== REQUIREMENTS ==
Please write what comes next in the text below on Inspiring Scotland staff marking International Women's Day, starting after its last sentence and leaving the data that follows the text aside.

== TEXT ==
Celebrating International Women’s Day at Inspiring Scotland

 

This March to mark International Women’s Day, a group of Inspiring Scotland  staff reflected on their own career experiences to prompt discussion, share stories and connect on all our individual experiences.  We #ChooseToChallenge by sharing these reflections today.

 

We posed these questions and prompts below:

• How would you choose to challenge gender bias and inequality?
• What challenges have you faced in your career as a woman? How did you overcome them?
• Are there any mentors or role models have positively impacted you in your career and what’s one lesson that they taught you?
• How have you managed to balance your career and personal life?
• What advice would you give to your younger self?

 

Helen, Deputy Chief Executive at Inspiring Scotland shares below the challenges she has faced in her career and positive role models who made an impact: 

What challenges have you faced in your career as a woman? How did you overcome them?

I couldn’t be part of the British Antarctic Survey Team although qualified, because I was a woman, and I couldn’t get into the Foreign and Commonwealth Office on the diplomatic track, again although passed the entrance exam, because I was gay. I am not a diplomat, nor have I been to the Antarctic so in some senses I haven’t overcome them. Although I did a lot of work on gay activism and was a founder of The Equality Network and now after many law changes, I could theoretically be a diplomat and BAS now allow women – so perhaps there is hope…

Are there any mentors or role models have positively impacted you in your career and what’s one lesson that they taught you?

Positively: Barbera Castle, Courtney Dauwalter, Friedo Kahlo, my grandmother. Do it your way, and don’t quit.

== DATASET RECORDS ==

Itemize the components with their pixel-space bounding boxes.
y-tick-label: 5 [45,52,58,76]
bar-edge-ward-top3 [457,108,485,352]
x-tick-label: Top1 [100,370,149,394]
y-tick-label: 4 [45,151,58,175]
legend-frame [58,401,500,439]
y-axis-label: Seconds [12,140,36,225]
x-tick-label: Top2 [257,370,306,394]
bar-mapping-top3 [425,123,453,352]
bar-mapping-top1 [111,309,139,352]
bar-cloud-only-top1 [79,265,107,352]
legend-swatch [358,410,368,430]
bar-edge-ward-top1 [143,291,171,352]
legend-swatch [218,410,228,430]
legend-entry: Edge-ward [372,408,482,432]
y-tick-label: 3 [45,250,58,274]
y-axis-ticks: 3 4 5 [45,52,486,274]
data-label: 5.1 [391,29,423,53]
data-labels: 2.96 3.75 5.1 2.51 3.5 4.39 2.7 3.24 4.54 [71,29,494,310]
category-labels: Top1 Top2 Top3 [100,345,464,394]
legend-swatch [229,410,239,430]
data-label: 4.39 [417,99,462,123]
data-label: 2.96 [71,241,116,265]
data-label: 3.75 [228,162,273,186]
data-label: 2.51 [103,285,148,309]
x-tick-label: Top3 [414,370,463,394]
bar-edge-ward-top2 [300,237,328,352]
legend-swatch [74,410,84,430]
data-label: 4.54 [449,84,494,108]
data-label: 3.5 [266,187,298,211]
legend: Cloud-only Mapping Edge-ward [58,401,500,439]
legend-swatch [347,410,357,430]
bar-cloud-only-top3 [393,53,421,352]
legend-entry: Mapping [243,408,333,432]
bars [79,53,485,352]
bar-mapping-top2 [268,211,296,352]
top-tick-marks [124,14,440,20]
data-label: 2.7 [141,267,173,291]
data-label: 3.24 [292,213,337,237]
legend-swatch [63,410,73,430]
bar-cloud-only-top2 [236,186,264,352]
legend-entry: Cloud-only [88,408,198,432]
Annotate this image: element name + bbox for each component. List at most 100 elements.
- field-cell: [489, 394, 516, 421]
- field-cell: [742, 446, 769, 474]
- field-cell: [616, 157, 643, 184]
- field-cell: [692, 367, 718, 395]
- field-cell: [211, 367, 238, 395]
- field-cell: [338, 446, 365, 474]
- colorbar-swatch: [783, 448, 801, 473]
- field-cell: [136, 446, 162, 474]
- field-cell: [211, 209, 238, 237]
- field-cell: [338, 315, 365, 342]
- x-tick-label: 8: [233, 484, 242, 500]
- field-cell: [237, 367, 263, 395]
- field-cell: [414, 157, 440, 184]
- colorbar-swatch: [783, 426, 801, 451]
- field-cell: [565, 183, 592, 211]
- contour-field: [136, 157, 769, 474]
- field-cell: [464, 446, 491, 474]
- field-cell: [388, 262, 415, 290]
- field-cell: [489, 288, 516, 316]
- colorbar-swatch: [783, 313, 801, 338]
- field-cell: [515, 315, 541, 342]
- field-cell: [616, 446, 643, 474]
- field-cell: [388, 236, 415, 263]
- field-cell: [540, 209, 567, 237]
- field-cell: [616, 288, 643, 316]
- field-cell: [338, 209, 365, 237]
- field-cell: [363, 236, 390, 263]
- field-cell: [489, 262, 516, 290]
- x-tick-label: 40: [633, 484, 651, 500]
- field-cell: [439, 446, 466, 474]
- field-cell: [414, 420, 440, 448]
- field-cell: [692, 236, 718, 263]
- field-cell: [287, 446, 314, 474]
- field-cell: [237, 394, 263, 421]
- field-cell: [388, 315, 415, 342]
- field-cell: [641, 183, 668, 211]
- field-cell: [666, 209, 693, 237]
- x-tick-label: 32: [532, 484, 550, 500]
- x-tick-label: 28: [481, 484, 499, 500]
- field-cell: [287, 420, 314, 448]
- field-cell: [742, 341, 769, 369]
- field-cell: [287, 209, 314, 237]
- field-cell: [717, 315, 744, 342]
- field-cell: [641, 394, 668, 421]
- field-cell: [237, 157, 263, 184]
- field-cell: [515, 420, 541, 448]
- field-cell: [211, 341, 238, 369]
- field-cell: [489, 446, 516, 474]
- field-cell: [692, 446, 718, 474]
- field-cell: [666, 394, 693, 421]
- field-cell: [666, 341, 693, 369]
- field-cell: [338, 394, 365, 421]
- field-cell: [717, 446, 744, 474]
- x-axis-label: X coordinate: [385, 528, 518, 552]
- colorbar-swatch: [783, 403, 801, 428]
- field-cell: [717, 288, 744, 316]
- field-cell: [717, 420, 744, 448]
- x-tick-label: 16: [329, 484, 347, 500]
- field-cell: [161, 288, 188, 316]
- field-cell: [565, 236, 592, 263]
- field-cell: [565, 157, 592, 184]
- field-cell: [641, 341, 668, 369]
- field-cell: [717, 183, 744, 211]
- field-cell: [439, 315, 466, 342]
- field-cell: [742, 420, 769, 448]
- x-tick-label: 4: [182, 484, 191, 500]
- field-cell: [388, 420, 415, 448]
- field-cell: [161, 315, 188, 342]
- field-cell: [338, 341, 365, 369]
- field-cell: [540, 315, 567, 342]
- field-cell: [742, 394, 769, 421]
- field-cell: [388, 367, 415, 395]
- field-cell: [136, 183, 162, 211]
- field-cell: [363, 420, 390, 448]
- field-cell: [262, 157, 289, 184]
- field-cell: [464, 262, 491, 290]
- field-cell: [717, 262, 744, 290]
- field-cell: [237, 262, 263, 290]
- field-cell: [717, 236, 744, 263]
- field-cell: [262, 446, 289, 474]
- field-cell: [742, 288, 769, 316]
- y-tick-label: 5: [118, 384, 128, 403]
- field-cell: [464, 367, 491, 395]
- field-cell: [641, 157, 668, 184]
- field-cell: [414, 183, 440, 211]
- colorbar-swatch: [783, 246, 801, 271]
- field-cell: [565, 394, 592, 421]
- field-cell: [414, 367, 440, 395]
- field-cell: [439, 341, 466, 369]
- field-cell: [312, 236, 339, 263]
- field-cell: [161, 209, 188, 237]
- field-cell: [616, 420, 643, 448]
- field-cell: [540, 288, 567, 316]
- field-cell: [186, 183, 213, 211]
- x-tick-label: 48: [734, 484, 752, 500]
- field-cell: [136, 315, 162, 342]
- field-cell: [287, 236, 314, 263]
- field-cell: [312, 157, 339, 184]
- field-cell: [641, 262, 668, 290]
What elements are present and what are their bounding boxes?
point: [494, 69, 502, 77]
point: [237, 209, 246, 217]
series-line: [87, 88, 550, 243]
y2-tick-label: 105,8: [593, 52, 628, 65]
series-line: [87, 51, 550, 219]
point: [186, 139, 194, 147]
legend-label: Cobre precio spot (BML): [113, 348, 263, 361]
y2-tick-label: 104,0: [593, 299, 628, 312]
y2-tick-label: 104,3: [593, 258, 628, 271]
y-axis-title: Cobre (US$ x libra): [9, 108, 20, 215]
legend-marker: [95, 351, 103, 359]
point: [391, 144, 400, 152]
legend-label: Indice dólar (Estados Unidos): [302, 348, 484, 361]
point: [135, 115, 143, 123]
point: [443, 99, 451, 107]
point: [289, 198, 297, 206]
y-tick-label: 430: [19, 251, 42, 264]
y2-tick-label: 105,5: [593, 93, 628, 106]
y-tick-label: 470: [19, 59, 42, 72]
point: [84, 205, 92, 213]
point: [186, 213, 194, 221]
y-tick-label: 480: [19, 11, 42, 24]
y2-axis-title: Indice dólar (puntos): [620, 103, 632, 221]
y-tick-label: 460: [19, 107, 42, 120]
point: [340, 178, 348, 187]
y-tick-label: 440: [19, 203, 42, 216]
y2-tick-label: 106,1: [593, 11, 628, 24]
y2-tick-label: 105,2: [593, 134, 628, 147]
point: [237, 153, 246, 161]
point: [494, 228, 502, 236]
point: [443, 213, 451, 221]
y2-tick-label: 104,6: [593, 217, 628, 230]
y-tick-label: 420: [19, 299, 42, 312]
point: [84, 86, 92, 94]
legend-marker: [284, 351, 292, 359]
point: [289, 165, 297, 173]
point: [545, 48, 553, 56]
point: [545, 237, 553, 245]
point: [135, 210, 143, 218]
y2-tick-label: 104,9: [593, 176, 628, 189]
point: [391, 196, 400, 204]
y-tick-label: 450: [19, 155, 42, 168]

== REPLY TO THE EXERCISE ==
Negative experiences have also had an impact for example, you don’t need to be a horrible to younger women because you had it tough, you have nothing more to prove, and giving forward is actually quite cool.

How have you managed to balance your career and personal life?

Ha – who says I have?  My advice would be to set boundaries, stay off social media spaces that provide images of perfect people doing everything- that just rots your soul and self-confidence. Learn to live with compromise. Be kind. Apologise a lot at home. Buy in help if/when you can afford it.  Work out routines and methods so that the dull everyday activities are as frictionless as possible. Accept in your career there will be compromises to be had to having a full family life. ‘Having it all’ is  unattainable. Laugh at the ridiculousness of it as much as you can!

What advice would you give to your younger self?

Negotiate for better pay and pension contributions as early as you can in your career – they compound.

Don’t defer to people because just because of their gender or age.

Don’t put up with jobs that are corrosive, leave and do something else.

Move more, spend more time outside.

 

Julia, Head of Development and Partnerships at Inspiring Scotland details her experiences below:

How would you choose to challenge gender bias and inequality?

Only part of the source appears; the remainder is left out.